** Exercise task **
Leaving out every picture, quote the data below exactly as it appears.

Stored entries
***

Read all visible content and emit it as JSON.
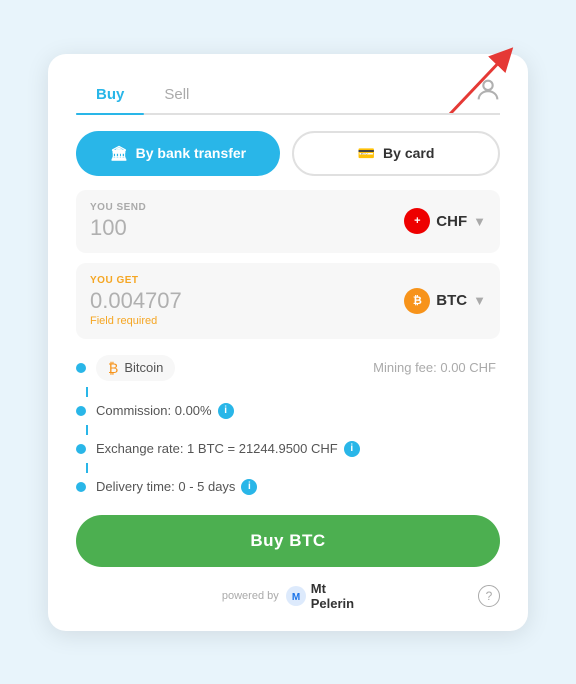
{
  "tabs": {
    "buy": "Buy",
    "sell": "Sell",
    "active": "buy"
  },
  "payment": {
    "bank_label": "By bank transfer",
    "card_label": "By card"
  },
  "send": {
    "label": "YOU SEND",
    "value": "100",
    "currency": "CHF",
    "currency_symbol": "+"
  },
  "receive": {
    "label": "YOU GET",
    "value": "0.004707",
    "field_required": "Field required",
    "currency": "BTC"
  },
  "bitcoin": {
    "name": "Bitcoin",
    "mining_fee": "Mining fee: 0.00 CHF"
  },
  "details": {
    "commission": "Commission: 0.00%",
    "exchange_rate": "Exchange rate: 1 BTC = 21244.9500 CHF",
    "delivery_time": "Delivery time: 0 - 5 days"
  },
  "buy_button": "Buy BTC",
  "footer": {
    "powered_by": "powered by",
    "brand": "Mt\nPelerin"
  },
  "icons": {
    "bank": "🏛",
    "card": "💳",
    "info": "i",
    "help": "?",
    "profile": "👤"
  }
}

***

** Written reply **
Read all visible content and emit it as JSON.
{
  "tabs": {
    "buy": "Buy",
    "sell": "Sell",
    "active": "buy"
  },
  "payment": {
    "bank_label": "By bank transfer",
    "card_label": "By card"
  },
  "send": {
    "label": "YOU SEND",
    "value": "100",
    "currency": "CHF",
    "currency_symbol": "+"
  },
  "receive": {
    "label": "YOU GET",
    "value": "0.004707",
    "field_required": "Field required",
    "currency": "BTC"
  },
  "bitcoin": {
    "name": "Bitcoin",
    "mining_fee": "Mining fee: 0.00 CHF"
  },
  "details": {
    "commission": "Commission: 0.00%",
    "exchange_rate": "Exchange rate: 1 BTC = 21244.9500 CHF",
    "delivery_time": "Delivery time: 0 - 5 days"
  },
  "buy_button": "Buy BTC",
  "footer": {
    "powered_by": "powered by",
    "brand": "Mt\nPelerin"
  },
  "icons": {
    "bank": "🏛",
    "card": "💳",
    "info": "i",
    "help": "?",
    "profile": "👤"
  }
}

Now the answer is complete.